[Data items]
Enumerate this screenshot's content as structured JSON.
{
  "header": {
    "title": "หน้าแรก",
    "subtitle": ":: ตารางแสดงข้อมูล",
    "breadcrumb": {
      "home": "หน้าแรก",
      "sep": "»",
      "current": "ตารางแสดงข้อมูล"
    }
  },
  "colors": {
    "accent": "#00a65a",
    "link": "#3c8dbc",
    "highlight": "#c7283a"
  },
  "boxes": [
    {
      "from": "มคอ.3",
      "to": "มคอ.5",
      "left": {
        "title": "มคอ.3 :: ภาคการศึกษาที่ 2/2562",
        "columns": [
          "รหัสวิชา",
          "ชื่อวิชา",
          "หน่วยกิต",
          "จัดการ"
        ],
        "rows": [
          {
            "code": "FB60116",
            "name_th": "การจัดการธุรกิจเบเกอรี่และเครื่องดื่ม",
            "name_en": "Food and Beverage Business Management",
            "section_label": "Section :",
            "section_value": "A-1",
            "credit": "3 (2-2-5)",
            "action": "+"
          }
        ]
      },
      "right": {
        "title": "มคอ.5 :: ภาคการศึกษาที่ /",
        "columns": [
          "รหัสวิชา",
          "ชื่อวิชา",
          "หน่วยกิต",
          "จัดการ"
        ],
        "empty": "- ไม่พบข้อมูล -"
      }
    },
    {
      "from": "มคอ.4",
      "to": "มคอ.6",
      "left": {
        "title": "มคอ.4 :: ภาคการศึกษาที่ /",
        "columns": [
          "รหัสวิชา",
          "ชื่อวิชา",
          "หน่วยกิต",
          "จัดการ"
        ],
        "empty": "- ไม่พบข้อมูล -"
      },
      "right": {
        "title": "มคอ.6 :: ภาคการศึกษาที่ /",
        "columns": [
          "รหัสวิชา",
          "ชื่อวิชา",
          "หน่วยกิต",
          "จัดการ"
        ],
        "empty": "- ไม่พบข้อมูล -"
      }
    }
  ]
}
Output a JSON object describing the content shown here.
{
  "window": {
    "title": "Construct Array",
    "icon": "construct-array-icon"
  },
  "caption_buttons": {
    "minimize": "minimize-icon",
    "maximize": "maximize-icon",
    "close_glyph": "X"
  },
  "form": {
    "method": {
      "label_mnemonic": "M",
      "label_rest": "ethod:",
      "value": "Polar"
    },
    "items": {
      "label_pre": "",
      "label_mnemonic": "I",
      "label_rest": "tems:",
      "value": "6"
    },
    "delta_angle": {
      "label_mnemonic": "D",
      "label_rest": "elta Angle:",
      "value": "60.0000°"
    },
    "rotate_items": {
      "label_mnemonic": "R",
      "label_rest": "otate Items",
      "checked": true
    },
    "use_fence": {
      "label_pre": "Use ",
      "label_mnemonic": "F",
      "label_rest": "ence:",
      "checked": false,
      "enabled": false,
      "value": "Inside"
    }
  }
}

_WRITTEN EXERCISE_
Pick out each line containing "content" and report it.

_FINISHED TASK_
Enumerate this screenshot's content as structured JSON.
Output a JSON object describing the content shown here.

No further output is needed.